■ Exercise task
Look at the entries below and reproduce them exactly.
* * *
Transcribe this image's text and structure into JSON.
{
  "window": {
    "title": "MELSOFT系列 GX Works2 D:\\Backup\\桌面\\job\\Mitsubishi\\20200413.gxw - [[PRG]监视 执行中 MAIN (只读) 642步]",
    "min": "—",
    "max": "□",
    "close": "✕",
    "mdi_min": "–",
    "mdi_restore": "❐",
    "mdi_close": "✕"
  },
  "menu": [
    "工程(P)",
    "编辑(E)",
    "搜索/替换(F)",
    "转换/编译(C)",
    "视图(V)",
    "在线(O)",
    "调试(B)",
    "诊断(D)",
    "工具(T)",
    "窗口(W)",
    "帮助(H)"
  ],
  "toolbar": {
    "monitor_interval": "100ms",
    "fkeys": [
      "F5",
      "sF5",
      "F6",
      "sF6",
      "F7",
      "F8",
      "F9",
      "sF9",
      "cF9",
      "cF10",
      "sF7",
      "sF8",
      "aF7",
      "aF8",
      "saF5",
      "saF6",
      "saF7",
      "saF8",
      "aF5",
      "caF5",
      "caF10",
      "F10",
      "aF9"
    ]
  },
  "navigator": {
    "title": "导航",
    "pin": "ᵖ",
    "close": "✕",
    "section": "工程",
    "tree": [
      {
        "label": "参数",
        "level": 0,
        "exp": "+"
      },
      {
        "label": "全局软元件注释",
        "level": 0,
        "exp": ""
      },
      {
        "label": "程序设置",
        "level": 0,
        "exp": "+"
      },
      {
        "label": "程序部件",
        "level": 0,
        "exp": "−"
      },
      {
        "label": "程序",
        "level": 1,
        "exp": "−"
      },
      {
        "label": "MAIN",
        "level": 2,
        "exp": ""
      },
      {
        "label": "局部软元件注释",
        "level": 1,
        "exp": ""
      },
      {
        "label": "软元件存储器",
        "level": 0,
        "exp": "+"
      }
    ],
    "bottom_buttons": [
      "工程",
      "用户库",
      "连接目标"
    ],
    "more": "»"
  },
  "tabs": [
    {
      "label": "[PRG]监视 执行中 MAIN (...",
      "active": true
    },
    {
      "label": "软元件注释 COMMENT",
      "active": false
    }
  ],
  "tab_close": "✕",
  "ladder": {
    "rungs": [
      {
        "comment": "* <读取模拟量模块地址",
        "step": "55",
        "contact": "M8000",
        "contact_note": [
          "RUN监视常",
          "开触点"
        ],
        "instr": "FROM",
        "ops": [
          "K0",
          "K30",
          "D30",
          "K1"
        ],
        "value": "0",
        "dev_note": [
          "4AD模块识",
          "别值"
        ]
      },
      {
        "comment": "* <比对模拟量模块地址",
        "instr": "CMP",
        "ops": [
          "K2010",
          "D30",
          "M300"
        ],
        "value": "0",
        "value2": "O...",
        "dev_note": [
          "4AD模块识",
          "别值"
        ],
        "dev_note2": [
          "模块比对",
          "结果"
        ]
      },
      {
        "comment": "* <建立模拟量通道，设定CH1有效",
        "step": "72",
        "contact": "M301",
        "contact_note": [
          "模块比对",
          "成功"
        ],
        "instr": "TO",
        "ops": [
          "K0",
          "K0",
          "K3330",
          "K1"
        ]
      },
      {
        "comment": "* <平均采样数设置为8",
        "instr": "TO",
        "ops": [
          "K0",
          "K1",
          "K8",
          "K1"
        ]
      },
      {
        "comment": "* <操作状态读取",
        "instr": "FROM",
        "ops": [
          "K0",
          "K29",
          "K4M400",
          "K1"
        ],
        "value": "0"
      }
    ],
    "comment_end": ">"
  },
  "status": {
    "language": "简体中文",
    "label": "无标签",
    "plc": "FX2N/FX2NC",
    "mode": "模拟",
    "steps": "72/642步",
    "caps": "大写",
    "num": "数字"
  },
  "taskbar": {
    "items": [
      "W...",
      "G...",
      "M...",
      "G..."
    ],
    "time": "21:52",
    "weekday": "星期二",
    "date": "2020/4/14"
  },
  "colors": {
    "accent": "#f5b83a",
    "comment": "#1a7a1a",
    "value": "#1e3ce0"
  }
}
* * *
■ Response to this exercise
Transcribe this image's text and structure into JSON.
{
  "window": {
    "title": "MELSOFT系列 GX Works2 D:\\Backup\\桌面\\job\\Mitsubishi\\20200413.gxw - [[PRG]监视 执行中 MAIN (只读) 642步]",
    "min": "—",
    "max": "□",
    "close": "✕",
    "mdi_min": "–",
    "mdi_restore": "❐",
    "mdi_close": "✕"
  },
  "menu": [
    "工程(P)",
    "编辑(E)",
    "搜索/替换(F)",
    "转换/编译(C)",
    "视图(V)",
    "在线(O)",
    "调试(B)",
    "诊断(D)",
    "工具(T)",
    "窗口(W)",
    "帮助(H)"
  ],
  "toolbar": {
    "monitor_interval": "100ms",
    "fkeys": [
      "F5",
      "sF5",
      "F6",
      "sF6",
      "F7",
      "F8",
      "F9",
      "sF9",
      "cF9",
      "cF10",
      "sF7",
      "sF8",
      "aF7",
      "aF8",
      "saF5",
      "saF6",
      "saF7",
      "saF8",
      "aF5",
      "caF5",
      "caF10",
      "F10",
      "aF9"
    ]
  },
  "navigator": {
    "title": "导航",
    "pin": "ᵖ",
    "close": "✕",
    "section": "工程",
    "tree": [
      {
        "label": "参数",
        "level": 0,
        "exp": "+"
      },
      {
        "label": "全局软元件注释",
        "level": 0,
        "exp": ""
      },
      {
        "label": "程序设置",
        "level": 0,
        "exp": "+"
      },
      {
        "label": "程序部件",
        "level": 0,
        "exp": "−"
      },
      {
        "label": "程序",
        "level": 1,
        "exp": "−"
      },
      {
        "label": "MAIN",
        "level": 2,
        "exp": ""
      },
      {
        "label": "局部软元件注释",
        "level": 1,
        "exp": ""
      },
      {
        "label": "软元件存储器",
        "level": 0,
        "exp": "+"
      }
    ],
    "bottom_buttons": [
      "工程",
      "用户库",
      "连接目标"
    ],
    "more": "»"
  },
  "tabs": [
    {
      "label": "[PRG]监视 执行中 MAIN (...",
      "active": true
    },
    {
      "label": "软元件注释 COMMENT",
      "active": false
    }
  ],
  "tab_close": "✕",
  "ladder": {
    "rungs": [
      {
        "comment": "* <读取模拟量模块地址",
        "step": "55",
        "contact": "M8000",
        "contact_note": [
          "RUN监视常",
          "开触点"
        ],
        "instr": "FROM",
        "ops": [
          "K0",
          "K30",
          "D30",
          "K1"
        ],
        "value": "0",
        "dev_note": [
          "4AD模块识",
          "别值"
        ]
      },
      {
        "comment": "* <比对模拟量模块地址",
        "instr": "CMP",
        "ops": [
          "K2010",
          "D30",
          "M300"
        ],
        "value": "0",
        "value2": "O...",
        "dev_note": [
          "4AD模块识",
          "别值"
        ],
        "dev_note2": [
          "模块比对",
          "结果"
        ]
      },
      {
        "comment": "* <建立模拟量通道，设定CH1有效",
        "step": "72",
        "contact": "M301",
        "contact_note": [
          "模块比对",
          "成功"
        ],
        "instr": "TO",
        "ops": [
          "K0",
          "K0",
          "K3330",
          "K1"
        ]
      },
      {
        "comment": "* <平均采样数设置为8",
        "instr": "TO",
        "ops": [
          "K0",
          "K1",
          "K8",
          "K1"
        ]
      },
      {
        "comment": "* <操作状态读取",
        "instr": "FROM",
        "ops": [
          "K0",
          "K29",
          "K4M400",
          "K1"
        ],
        "value": "0"
      }
    ],
    "comment_end": ">"
  },
  "status": {
    "language": "简体中文",
    "label": "无标签",
    "plc": "FX2N/FX2NC",
    "mode": "模拟",
    "steps": "72/642步",
    "caps": "大写",
    "num": "数字"
  },
  "taskbar": {
    "items": [
      "W...",
      "G...",
      "M...",
      "G..."
    ],
    "time": "21:52",
    "weekday": "星期二",
    "date": "2020/4/14"
  },
  "colors": {
    "accent": "#f5b83a",
    "comment": "#1a7a1a",
    "value": "#1e3ce0"
  }
}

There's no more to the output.